Goal:
Find the word "JSON" in the data. Return every line where it appears.

Record extracts:
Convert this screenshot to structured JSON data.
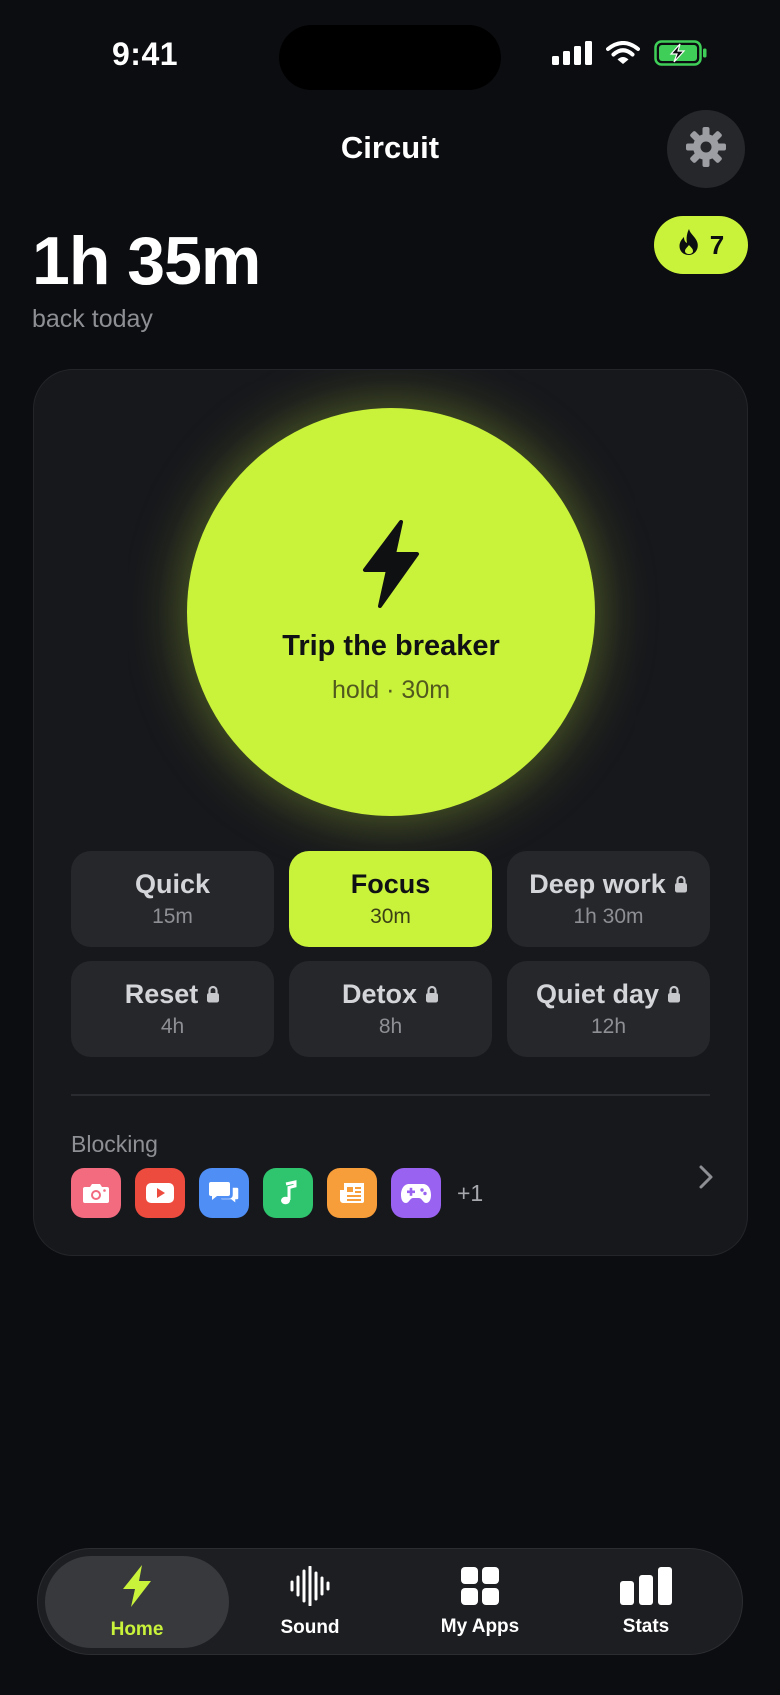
{
  "status": {
    "time": "9:41"
  },
  "header": {
    "title": "Circuit",
    "settings_icon": "gear-icon"
  },
  "summary": {
    "value": "1h 35m",
    "label": "back today"
  },
  "streak": {
    "count": "7",
    "icon": "flame-icon"
  },
  "breaker": {
    "title": "Trip the breaker",
    "subtitle": "hold · 30m",
    "icon": "lightning-icon"
  },
  "presets": [
    {
      "name": "Quick",
      "duration": "15m",
      "locked": false,
      "active": false
    },
    {
      "name": "Focus",
      "duration": "30m",
      "locked": false,
      "active": true
    },
    {
      "name": "Deep work",
      "duration": "1h 30m",
      "locked": true,
      "active": false
    },
    {
      "name": "Reset",
      "duration": "4h",
      "locked": true,
      "active": false
    },
    {
      "name": "Detox",
      "duration": "8h",
      "locked": true,
      "active": false
    },
    {
      "name": "Quiet day",
      "duration": "12h",
      "locked": true,
      "active": false
    }
  ],
  "blocking": {
    "label": "Blocking",
    "apps": [
      {
        "icon": "camera-icon",
        "color": "#f26b7f"
      },
      {
        "icon": "video-play-icon",
        "color": "#ee4b3f"
      },
      {
        "icon": "chat-bubbles-icon",
        "color": "#4f8ef5"
      },
      {
        "icon": "music-note-icon",
        "color": "#2fc46e"
      },
      {
        "icon": "news-icon",
        "color": "#f79d3a"
      },
      {
        "icon": "gamepad-icon",
        "color": "#9a62f0"
      }
    ],
    "more": "+1"
  },
  "tabs": [
    {
      "label": "Home",
      "icon": "lightning-icon",
      "active": true
    },
    {
      "label": "Sound",
      "icon": "waveform-icon",
      "active": false
    },
    {
      "label": "My Apps",
      "icon": "grid-icon",
      "active": false
    },
    {
      "label": "Stats",
      "icon": "bar-chart-icon",
      "active": false
    }
  ],
  "colors": {
    "accent": "#c9f23a",
    "background": "#0c0d10",
    "card": "#17181c"
  }
}
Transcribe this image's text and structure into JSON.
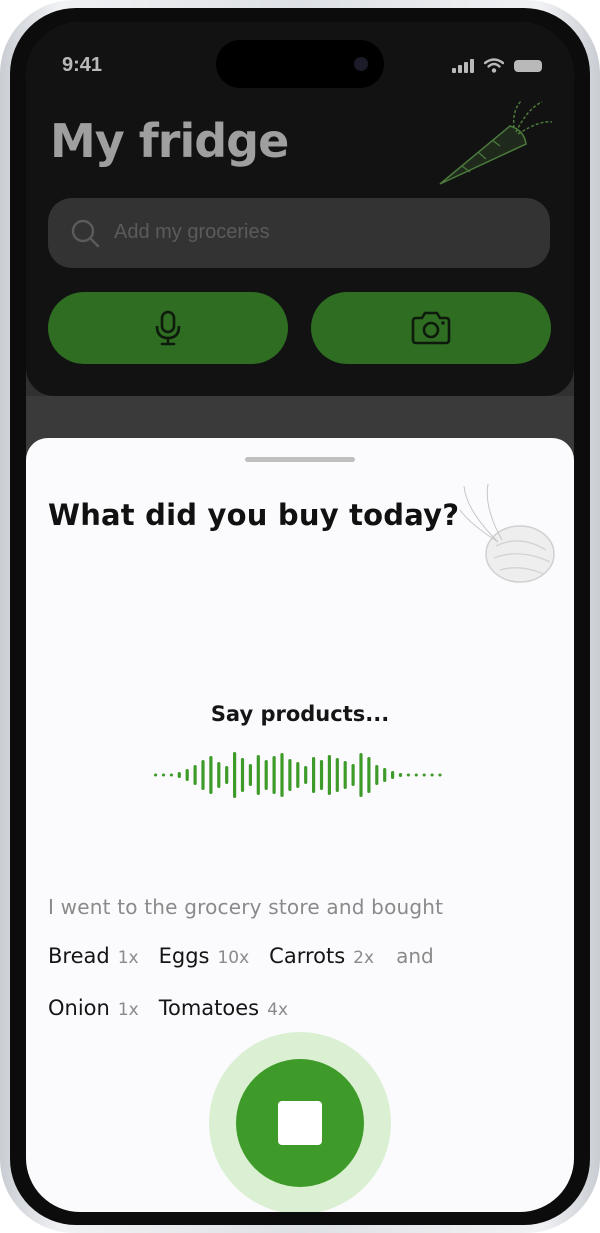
{
  "status_bar": {
    "time": "9:41"
  },
  "header": {
    "title": "My fridge"
  },
  "search": {
    "placeholder": "Add my groceries"
  },
  "actions": {
    "voice_icon": "microphone-icon",
    "camera_icon": "camera-icon"
  },
  "sheet": {
    "title": "What did you buy today?",
    "listening_prompt": "Say products...",
    "transcript_intro": "I went to the grocery store and bought",
    "products": [
      {
        "name": "Bread",
        "qty": "1x"
      },
      {
        "name": "Eggs",
        "qty": "10x"
      },
      {
        "name": "Carrots",
        "qty": "2x"
      },
      {
        "name": "Onion",
        "qty": "1x"
      },
      {
        "name": "Tomatoes",
        "qty": "4x"
      }
    ],
    "conjunction": "and",
    "stop_icon": "stop-icon"
  },
  "colors": {
    "accent_green": "#3e9b2a",
    "dim_green": "#2e6d22",
    "halo_green": "#dbf0d3"
  }
}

The solution:
Convert this screenshot to structured JSON data.
Transcribe this image's text and structure into JSON.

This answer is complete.